[Items listed in a dataset]
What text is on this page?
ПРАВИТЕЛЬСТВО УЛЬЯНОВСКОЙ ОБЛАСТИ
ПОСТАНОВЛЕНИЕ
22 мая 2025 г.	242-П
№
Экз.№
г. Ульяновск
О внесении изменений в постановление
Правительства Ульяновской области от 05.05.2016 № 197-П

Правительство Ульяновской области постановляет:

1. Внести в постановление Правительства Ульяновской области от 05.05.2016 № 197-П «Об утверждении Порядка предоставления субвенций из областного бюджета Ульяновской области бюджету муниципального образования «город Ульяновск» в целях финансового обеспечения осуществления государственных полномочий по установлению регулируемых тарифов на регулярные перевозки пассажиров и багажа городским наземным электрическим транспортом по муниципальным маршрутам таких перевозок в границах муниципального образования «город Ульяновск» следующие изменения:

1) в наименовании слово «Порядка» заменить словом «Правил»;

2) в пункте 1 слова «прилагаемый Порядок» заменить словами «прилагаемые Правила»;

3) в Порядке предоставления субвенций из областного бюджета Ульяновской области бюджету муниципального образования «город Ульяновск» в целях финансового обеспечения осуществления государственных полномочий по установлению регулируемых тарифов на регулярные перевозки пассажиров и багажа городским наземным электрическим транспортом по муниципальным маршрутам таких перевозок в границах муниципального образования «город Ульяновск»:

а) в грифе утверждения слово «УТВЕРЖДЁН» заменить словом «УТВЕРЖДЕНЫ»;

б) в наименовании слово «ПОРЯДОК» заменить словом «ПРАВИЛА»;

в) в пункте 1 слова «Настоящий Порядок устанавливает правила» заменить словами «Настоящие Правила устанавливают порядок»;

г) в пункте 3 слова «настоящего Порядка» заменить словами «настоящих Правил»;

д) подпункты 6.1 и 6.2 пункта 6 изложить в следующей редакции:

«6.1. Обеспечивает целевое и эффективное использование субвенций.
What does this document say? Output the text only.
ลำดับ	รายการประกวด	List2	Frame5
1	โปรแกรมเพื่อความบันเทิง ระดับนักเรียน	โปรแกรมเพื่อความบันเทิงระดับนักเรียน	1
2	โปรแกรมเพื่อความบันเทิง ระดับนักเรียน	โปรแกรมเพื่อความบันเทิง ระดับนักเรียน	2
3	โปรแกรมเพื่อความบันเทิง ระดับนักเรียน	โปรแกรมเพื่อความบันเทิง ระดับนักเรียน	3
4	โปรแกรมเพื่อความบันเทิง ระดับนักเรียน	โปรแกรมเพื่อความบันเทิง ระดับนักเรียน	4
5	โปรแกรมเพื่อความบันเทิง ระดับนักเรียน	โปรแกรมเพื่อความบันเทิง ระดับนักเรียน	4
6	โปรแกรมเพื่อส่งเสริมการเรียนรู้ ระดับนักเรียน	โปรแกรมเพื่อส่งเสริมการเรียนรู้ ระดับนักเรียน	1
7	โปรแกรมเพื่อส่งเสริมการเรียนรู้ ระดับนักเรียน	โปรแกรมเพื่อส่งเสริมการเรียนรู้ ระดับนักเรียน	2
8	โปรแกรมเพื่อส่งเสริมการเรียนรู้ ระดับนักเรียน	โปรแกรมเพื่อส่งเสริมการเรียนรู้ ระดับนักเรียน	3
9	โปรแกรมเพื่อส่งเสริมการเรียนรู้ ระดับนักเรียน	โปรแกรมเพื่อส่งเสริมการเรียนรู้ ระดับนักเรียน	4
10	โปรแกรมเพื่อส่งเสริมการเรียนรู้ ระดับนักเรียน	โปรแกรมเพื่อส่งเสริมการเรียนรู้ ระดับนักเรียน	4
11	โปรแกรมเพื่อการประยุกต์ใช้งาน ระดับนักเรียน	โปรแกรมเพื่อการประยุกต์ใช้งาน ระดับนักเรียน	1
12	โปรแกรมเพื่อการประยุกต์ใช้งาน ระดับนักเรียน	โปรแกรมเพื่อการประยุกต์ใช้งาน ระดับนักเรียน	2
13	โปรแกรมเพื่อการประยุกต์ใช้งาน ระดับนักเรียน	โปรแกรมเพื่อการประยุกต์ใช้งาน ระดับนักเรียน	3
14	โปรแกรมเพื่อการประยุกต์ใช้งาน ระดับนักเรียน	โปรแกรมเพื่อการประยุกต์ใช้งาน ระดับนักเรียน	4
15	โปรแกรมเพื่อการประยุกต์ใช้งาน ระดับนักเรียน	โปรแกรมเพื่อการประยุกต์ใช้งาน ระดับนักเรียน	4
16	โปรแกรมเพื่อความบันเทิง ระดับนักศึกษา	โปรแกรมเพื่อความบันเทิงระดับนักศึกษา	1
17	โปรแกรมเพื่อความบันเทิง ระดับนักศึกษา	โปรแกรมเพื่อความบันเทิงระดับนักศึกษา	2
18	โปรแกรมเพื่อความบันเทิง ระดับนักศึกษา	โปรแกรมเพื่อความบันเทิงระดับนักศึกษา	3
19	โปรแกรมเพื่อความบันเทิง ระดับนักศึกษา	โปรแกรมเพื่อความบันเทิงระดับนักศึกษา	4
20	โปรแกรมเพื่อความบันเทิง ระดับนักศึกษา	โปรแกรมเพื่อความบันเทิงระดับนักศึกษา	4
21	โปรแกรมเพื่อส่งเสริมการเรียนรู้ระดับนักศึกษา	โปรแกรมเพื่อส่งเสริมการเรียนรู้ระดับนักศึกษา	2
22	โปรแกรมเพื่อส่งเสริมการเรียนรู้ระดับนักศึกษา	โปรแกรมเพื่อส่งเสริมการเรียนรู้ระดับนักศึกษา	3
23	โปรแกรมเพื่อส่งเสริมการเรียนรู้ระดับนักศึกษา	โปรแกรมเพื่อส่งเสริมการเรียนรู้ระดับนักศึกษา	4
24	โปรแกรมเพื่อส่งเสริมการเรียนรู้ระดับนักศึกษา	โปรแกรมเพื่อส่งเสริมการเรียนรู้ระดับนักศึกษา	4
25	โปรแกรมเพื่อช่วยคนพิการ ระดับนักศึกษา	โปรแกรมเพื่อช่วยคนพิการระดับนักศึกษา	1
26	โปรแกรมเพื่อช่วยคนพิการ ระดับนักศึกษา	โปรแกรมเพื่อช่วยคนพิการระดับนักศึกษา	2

### WHAT THE TASK ASKS
Look through the entries and return every line where "словами" appears.

### TASK RESULT
2) в пункте 1 слова «прилагаемый Порядок» заменить словами «прилагаемые Правила»;
в) в пункте 1 слова «Настоящий Порядок устанавливает правила» заменить словами «Настоящие Правила устанавливают порядок»;
г) в пункте 3 слова «настоящего Порядка» заменить словами «настоящих Правил»;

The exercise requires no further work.